Where a line in the listing below contains the word "ordine", copy that line.

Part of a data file
....

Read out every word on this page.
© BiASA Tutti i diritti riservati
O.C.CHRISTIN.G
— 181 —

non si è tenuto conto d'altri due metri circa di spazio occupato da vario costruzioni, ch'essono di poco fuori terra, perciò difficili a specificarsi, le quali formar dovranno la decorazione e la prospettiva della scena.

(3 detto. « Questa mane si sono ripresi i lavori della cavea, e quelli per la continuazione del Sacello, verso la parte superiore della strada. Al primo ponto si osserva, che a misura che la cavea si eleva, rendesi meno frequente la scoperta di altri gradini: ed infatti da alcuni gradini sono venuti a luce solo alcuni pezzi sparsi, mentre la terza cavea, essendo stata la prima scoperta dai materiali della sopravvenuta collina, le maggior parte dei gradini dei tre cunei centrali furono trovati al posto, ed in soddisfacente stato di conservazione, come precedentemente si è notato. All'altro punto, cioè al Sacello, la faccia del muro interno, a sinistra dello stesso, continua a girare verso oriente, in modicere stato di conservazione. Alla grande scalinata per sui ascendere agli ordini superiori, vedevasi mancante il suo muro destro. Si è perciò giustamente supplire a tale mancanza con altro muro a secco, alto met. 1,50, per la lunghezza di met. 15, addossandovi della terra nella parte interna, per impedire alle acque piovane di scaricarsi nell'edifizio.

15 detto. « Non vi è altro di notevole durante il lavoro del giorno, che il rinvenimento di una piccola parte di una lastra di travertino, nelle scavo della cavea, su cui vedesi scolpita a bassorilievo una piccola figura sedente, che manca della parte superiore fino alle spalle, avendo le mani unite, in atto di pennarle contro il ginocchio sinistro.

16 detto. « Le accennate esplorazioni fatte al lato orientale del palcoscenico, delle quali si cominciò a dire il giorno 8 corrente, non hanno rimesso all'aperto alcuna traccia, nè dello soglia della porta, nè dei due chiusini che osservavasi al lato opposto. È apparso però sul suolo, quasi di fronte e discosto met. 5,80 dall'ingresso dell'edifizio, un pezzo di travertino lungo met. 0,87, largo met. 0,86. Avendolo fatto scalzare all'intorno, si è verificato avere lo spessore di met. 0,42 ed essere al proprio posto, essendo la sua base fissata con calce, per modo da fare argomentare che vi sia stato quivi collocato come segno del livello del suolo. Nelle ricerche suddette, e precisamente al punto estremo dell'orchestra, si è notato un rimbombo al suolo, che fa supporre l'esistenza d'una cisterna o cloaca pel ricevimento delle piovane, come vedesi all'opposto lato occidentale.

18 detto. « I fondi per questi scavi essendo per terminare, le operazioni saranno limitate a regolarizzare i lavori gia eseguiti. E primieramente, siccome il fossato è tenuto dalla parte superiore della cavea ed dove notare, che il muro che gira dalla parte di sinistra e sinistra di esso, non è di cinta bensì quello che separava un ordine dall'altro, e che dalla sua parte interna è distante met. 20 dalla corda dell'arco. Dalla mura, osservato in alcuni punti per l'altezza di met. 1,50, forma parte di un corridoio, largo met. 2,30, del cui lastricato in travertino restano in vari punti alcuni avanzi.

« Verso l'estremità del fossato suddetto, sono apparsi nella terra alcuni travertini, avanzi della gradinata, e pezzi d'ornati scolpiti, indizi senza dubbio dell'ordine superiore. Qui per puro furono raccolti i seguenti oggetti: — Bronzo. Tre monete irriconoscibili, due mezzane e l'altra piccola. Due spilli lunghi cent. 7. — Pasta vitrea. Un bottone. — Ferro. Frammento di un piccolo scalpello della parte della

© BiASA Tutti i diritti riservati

....

(Finished answer):
18 detto. « I fondi per questi scavi essendo per terminare, le operazioni saranno limitate a regolarizzare i lavori gia eseguiti. E primieramente, siccome il fossato è tenuto dalla parte superiore della cavea ed dove notare, che il muro che gira dalla parte di sinistra e sinistra di esso, non è di cinta bensì quello che separava un ordine dall'altro, e che dalla sua parte interna è distante met. 20 dalla corda dell'arco. Dalla mura, osservato in alcuni punti per l'altezza di met. 1,50, forma parte di un corridoio, largo met. 2,30, del cui lastricato in travertino restano in vari punti alcuni avanzi.
« Verso l'estremità del fossato suddetto, sono apparsi nella terra alcuni travertini, avanzi della gradinata, e pezzi d'ornati scolpiti, indizi senza dubbio dell'ordine superiore. Qui per puro furono raccolti i seguenti oggetti: — Bronzo. Tre monete irriconoscibili, due mezzane e l'altra piccola. Due spilli lunghi cent. 7. — Pasta vitrea. Un bottone. — Ferro. Frammento di un piccolo scalpello della parte della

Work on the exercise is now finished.